» **Your objective**
Every record below should be transcribed exactly. Omit the images.

» **Data shown**
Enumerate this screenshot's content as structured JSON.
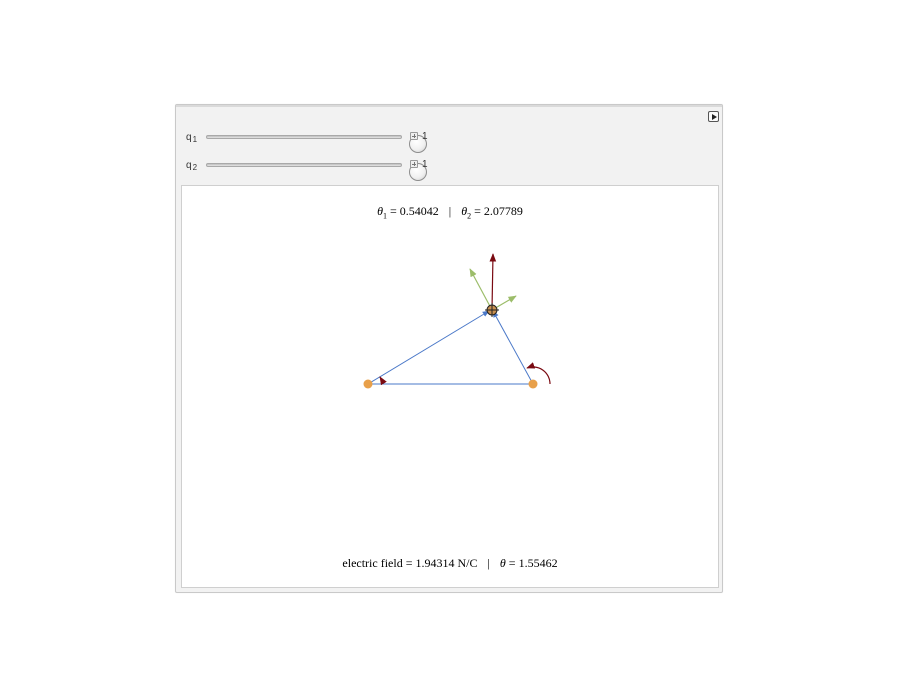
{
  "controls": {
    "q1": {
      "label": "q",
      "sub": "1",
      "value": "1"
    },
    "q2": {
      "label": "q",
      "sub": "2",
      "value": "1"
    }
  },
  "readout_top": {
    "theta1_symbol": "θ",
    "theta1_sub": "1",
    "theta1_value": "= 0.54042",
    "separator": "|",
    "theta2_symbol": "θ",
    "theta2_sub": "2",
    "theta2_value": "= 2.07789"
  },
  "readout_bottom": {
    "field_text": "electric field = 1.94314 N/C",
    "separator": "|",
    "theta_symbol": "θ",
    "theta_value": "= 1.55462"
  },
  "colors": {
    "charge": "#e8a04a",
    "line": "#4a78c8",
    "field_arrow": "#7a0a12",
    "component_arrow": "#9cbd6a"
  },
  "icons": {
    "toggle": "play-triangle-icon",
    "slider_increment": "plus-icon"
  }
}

» **Result of the exercise**
Enumerate this screenshot's content as structured JSON.
{
  "controls": {
    "q1": {
      "label": "q",
      "sub": "1",
      "value": "1"
    },
    "q2": {
      "label": "q",
      "sub": "2",
      "value": "1"
    }
  },
  "readout_top": {
    "theta1_symbol": "θ",
    "theta1_sub": "1",
    "theta1_value": "= 0.54042",
    "separator": "|",
    "theta2_symbol": "θ",
    "theta2_sub": "2",
    "theta2_value": "= 2.07789"
  },
  "readout_bottom": {
    "field_text": "electric field = 1.94314 N/C",
    "separator": "|",
    "theta_symbol": "θ",
    "theta_value": "= 1.55462"
  },
  "colors": {
    "charge": "#e8a04a",
    "line": "#4a78c8",
    "field_arrow": "#7a0a12",
    "component_arrow": "#9cbd6a"
  },
  "icons": {
    "toggle": "play-triangle-icon",
    "slider_increment": "plus-icon"
  }
}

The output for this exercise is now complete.